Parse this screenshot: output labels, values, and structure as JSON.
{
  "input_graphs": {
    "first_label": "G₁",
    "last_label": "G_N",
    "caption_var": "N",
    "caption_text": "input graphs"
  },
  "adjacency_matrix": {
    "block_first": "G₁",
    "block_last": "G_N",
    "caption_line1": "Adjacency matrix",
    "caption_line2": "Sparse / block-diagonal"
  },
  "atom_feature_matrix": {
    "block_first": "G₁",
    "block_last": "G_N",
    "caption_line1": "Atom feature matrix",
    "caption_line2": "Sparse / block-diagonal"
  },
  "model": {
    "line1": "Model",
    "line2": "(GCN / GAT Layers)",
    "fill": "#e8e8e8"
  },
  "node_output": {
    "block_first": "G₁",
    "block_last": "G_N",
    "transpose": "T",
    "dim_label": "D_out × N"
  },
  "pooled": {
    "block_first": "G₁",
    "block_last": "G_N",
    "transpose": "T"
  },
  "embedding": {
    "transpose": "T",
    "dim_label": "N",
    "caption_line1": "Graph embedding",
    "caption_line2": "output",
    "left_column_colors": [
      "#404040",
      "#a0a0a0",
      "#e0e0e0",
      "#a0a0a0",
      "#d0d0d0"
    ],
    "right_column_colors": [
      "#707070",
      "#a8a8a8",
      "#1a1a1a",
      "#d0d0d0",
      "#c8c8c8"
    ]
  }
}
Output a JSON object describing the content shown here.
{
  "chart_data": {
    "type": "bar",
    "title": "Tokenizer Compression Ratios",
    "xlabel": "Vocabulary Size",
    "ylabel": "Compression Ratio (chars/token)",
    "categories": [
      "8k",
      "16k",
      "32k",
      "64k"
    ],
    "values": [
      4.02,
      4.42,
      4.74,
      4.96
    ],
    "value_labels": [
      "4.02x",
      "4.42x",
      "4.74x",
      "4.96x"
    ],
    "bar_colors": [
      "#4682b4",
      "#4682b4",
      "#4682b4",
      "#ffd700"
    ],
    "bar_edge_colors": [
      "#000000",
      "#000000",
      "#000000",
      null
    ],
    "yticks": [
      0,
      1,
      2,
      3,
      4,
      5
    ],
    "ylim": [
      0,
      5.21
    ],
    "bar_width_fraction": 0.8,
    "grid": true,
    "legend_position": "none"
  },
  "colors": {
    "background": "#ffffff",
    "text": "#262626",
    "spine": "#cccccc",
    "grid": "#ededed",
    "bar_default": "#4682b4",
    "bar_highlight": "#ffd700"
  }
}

** What is needed **
Output every record above exactly as it appears.

** Exercise response **
Parse this screenshot: output labels, values, and structure as JSON.
{
  "input_graphs": {
    "first_label": "G₁",
    "last_label": "G_N",
    "caption_var": "N",
    "caption_text": "input graphs"
  },
  "adjacency_matrix": {
    "block_first": "G₁",
    "block_last": "G_N",
    "caption_line1": "Adjacency matrix",
    "caption_line2": "Sparse / block-diagonal"
  },
  "atom_feature_matrix": {
    "block_first": "G₁",
    "block_last": "G_N",
    "caption_line1": "Atom feature matrix",
    "caption_line2": "Sparse / block-diagonal"
  },
  "model": {
    "line1": "Model",
    "line2": "(GCN / GAT Layers)",
    "fill": "#e8e8e8"
  },
  "node_output": {
    "block_first": "G₁",
    "block_last": "G_N",
    "transpose": "T",
    "dim_label": "D_out × N"
  },
  "pooled": {
    "block_first": "G₁",
    "block_last": "G_N",
    "transpose": "T"
  },
  "embedding": {
    "transpose": "T",
    "dim_label": "N",
    "caption_line1": "Graph embedding",
    "caption_line2": "output",
    "left_column_colors": [
      "#404040",
      "#a0a0a0",
      "#e0e0e0",
      "#a0a0a0",
      "#d0d0d0"
    ],
    "right_column_colors": [
      "#707070",
      "#a8a8a8",
      "#1a1a1a",
      "#d0d0d0",
      "#c8c8c8"
    ]
  }
}
Output a JSON object describing the content shown here.
{
  "chart_data": {
    "type": "bar",
    "title": "Tokenizer Compression Ratios",
    "xlabel": "Vocabulary Size",
    "ylabel": "Compression Ratio (chars/token)",
    "categories": [
      "8k",
      "16k",
      "32k",
      "64k"
    ],
    "values": [
      4.02,
      4.42,
      4.74,
      4.96
    ],
    "value_labels": [
      "4.02x",
      "4.42x",
      "4.74x",
      "4.96x"
    ],
    "bar_colors": [
      "#4682b4",
      "#4682b4",
      "#4682b4",
      "#ffd700"
    ],
    "bar_edge_colors": [
      "#000000",
      "#000000",
      "#000000",
      null
    ],
    "yticks": [
      0,
      1,
      2,
      3,
      4,
      5
    ],
    "ylim": [
      0,
      5.21
    ],
    "bar_width_fraction": 0.8,
    "grid": true,
    "legend_position": "none"
  },
  "colors": {
    "background": "#ffffff",
    "text": "#262626",
    "spine": "#cccccc",
    "grid": "#ededed",
    "bar_default": "#4682b4",
    "bar_highlight": "#ffd700"
  }
}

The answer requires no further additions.